What the exercise asks :: Keep the pictures out and restate every record exactly.

Dataset items ::
## Start

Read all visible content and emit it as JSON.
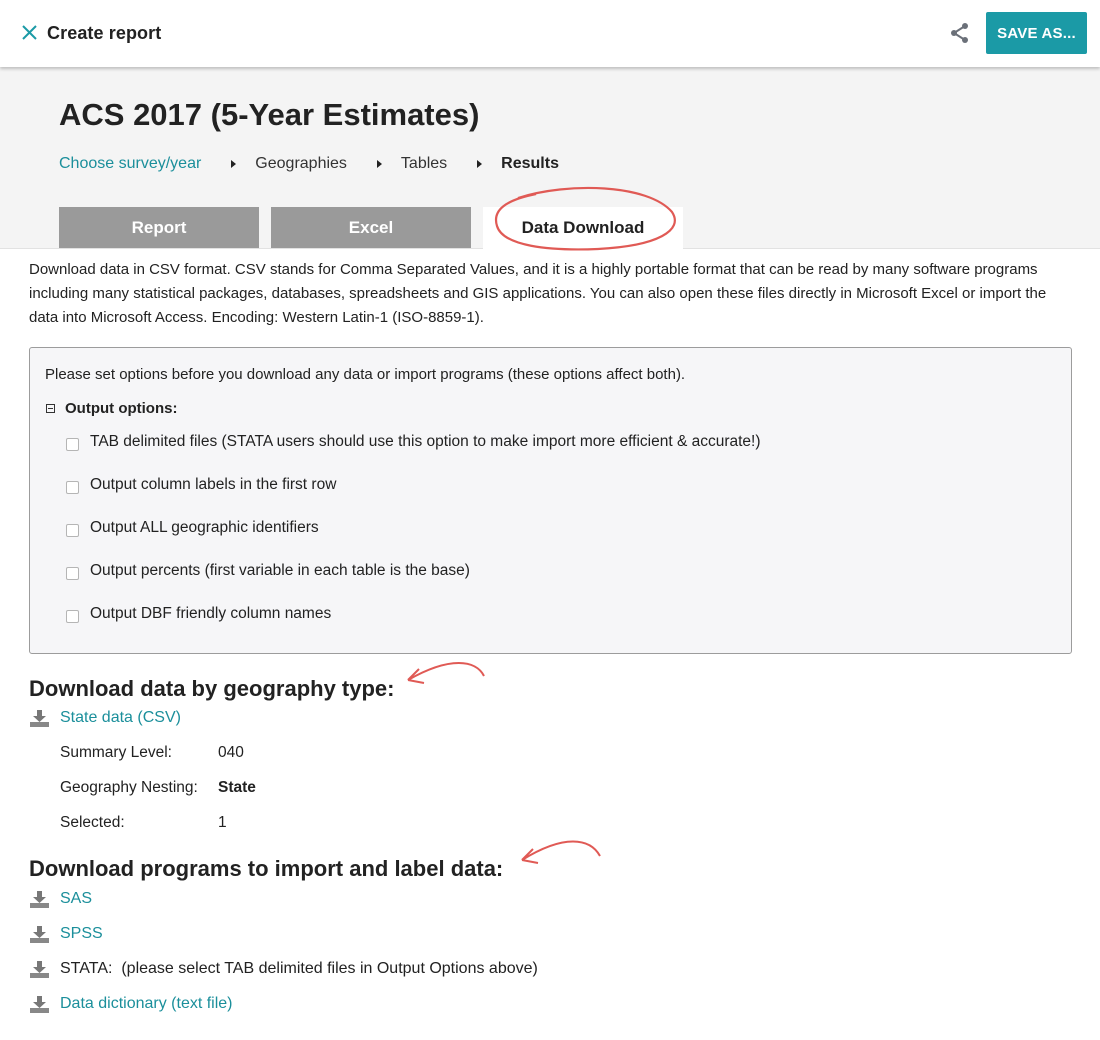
{
  "topbar": {
    "title": "Create report",
    "close_icon": "close-x-icon",
    "share_icon": "share-icon",
    "save_label": "SAVE AS..."
  },
  "header": {
    "title": "ACS 2017 (5-Year Estimates)",
    "breadcrumb": [
      {
        "label": "Choose survey/year",
        "link": true
      },
      {
        "label": "Geographies",
        "link": false
      },
      {
        "label": "Tables",
        "link": false
      },
      {
        "label": "Results",
        "current": true
      }
    ],
    "tabs": [
      {
        "label": "Report",
        "active": false
      },
      {
        "label": "Excel",
        "active": false
      },
      {
        "label": "Data Download",
        "active": true
      }
    ]
  },
  "intro": "Download data in CSV format. CSV stands for Comma Separated Values, and it is a highly portable format that can be read by many software programs including many statistical packages, databases, spreadsheets and GIS applications. You can also open these files directly in Microsoft Excel or import the data into Microsoft Access. Encoding: Western Latin-1 (ISO-8859-1).",
  "options": {
    "note": "Please set options before you download any data or import programs (these options affect both).",
    "heading": "Output options:",
    "items": [
      {
        "label": "TAB delimited files (STATA users should use this option to make import more efficient & accurate!)",
        "checked": false
      },
      {
        "label": "Output column labels in the first row",
        "checked": false
      },
      {
        "label": "Output ALL geographic identifiers",
        "checked": false
      },
      {
        "label": "Output percents (first variable in each table is the base)",
        "checked": false
      },
      {
        "label": "Output DBF friendly column names",
        "checked": false
      }
    ]
  },
  "geography": {
    "heading": "Download data by geography type:",
    "link": "State data (CSV)",
    "meta": [
      {
        "label": "Summary Level:",
        "value": "040"
      },
      {
        "label": "Geography Nesting:",
        "value": "State"
      },
      {
        "label": "Selected:",
        "value": "1"
      }
    ]
  },
  "programs": {
    "heading": "Download programs to import and label data:",
    "items": [
      {
        "label": "SAS",
        "link": true
      },
      {
        "label": "SPSS",
        "link": true
      },
      {
        "label": "STATA:  (please select TAB delimited files in Output Options above)",
        "link": false
      },
      {
        "label": "Data dictionary (text file)",
        "link": true
      }
    ]
  },
  "colors": {
    "accent": "#1b9aa6",
    "link": "#1b8f9b",
    "tab_inactive": "#9a9a9a",
    "annotation": "#e05a55"
  }
}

## End

Full output ::
Read all visible content and emit it as JSON.
{
  "topbar": {
    "title": "Create report",
    "close_icon": "close-x-icon",
    "share_icon": "share-icon",
    "save_label": "SAVE AS..."
  },
  "header": {
    "title": "ACS 2017 (5-Year Estimates)",
    "breadcrumb": [
      {
        "label": "Choose survey/year",
        "link": true
      },
      {
        "label": "Geographies",
        "link": false
      },
      {
        "label": "Tables",
        "link": false
      },
      {
        "label": "Results",
        "current": true
      }
    ],
    "tabs": [
      {
        "label": "Report",
        "active": false
      },
      {
        "label": "Excel",
        "active": false
      },
      {
        "label": "Data Download",
        "active": true
      }
    ]
  },
  "intro": "Download data in CSV format. CSV stands for Comma Separated Values, and it is a highly portable format that can be read by many software programs including many statistical packages, databases, spreadsheets and GIS applications. You can also open these files directly in Microsoft Excel or import the data into Microsoft Access. Encoding: Western Latin-1 (ISO-8859-1).",
  "options": {
    "note": "Please set options before you download any data or import programs (these options affect both).",
    "heading": "Output options:",
    "items": [
      {
        "label": "TAB delimited files (STATA users should use this option to make import more efficient & accurate!)",
        "checked": false
      },
      {
        "label": "Output column labels in the first row",
        "checked": false
      },
      {
        "label": "Output ALL geographic identifiers",
        "checked": false
      },
      {
        "label": "Output percents (first variable in each table is the base)",
        "checked": false
      },
      {
        "label": "Output DBF friendly column names",
        "checked": false
      }
    ]
  },
  "geography": {
    "heading": "Download data by geography type:",
    "link": "State data (CSV)",
    "meta": [
      {
        "label": "Summary Level:",
        "value": "040"
      },
      {
        "label": "Geography Nesting:",
        "value": "State"
      },
      {
        "label": "Selected:",
        "value": "1"
      }
    ]
  },
  "programs": {
    "heading": "Download programs to import and label data:",
    "items": [
      {
        "label": "SAS",
        "link": true
      },
      {
        "label": "SPSS",
        "link": true
      },
      {
        "label": "STATA:  (please select TAB delimited files in Output Options above)",
        "link": false
      },
      {
        "label": "Data dictionary (text file)",
        "link": true
      }
    ]
  },
  "colors": {
    "accent": "#1b9aa6",
    "link": "#1b8f9b",
    "tab_inactive": "#9a9a9a",
    "annotation": "#e05a55"
  }
}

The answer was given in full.